Task directions: Locate every line that holds the string "Услуги" and copy it.

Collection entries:
####
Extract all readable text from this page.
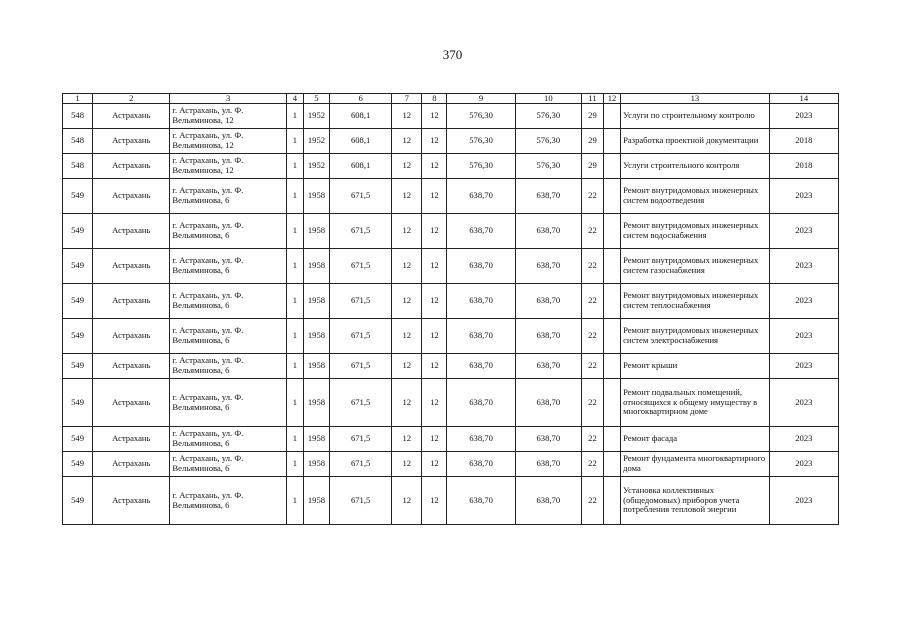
370
1	2	3	4	5	6	7	8	9	10	11	12	13	14
548	Астрахань	г. Астрахань, ул. Ф. Вельяминова, 12	1	1952	608,1	12	12	576,30	576,30	29		Услуги по строительному контролю	2023
548	Астрахань	г. Астрахань, ул. Ф. Вельяминова, 12	1	1952	608,1	12	12	576,30	576,30	29		Разработка проектной документации	2018
548	Астрахань	г. Астрахань, ул. Ф. Вельяминова, 12	1	1952	608,1	12	12	576,30	576,30	29		Услуги строительного контроля	2018
549	Астрахань	г. Астрахань, ул. Ф. Вельяминова, 6	1	1958	671,5	12	12	638,70	638,70	22		Ремонт внутридомовых инженерных систем водоотведения	2023
549	Астрахань	г. Астрахань, ул. Ф. Вельяминова, 6	1	1958	671,5	12	12	638,70	638,70	22		Ремонт внутридомовых инженерных систем водоснабжения	2023
549	Астрахань	г. Астрахань, ул. Ф. Вельяминова, 6	1	1958	671,5	12	12	638,70	638,70	22		Ремонт внутридомовых инженерных систем газоснабжения	2023
549	Астрахань	г. Астрахань, ул. Ф. Вельяминова, 6	1	1958	671,5	12	12	638,70	638,70	22		Ремонт внутридомовых инженерных систем теплоснабжения	2023
549	Астрахань	г. Астрахань, ул. Ф. Вельяминова, 6	1	1958	671,5	12	12	638,70	638,70	22		Ремонт внутридомовых инженерных систем электроснабжения	2023
549	Астрахань	г. Астрахань, ул. Ф. Вельяминова, 6	1	1958	671,5	12	12	638,70	638,70	22		Ремонт крыши	2023
549	Астрахань	г. Астрахань, ул. Ф. Вельяминова, 6	1	1958	671,5	12	12	638,70	638,70	22		Ремонт подвальных помещений, относящихся к общему имуществу в многоквартирном доме	2023
549	Астрахань	г. Астрахань, ул. Ф. Вельяминова, 6	1	1958	671,5	12	12	638,70	638,70	22		Ремонт фасада	2023
549	Астрахань	г. Астрахань, ул. Ф. Вельяминова, 6	1	1958	671,5	12	12	638,70	638,70	22		Ремонт фундамента многоквартирного дома	2023
549	Астрахань	г. Астрахань, ул. Ф. Вельяминова, 6	1	1958	671,5	12	12	638,70	638,70	22		Установка коллективных (общедомовых) приборов учета потребления тепловой энергии	2023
####
Written answer:
548	Астрахань	г. Астрахань, ул. Ф. Вельяминова, 12	1	1952	608,1	12	12	576,30	576,30	29		Услуги по строительному контролю	2023
548	Астрахань	г. Астрахань, ул. Ф. Вельяминова, 12	1	1952	608,1	12	12	576,30	576,30	29		Услуги строительного контроля	2018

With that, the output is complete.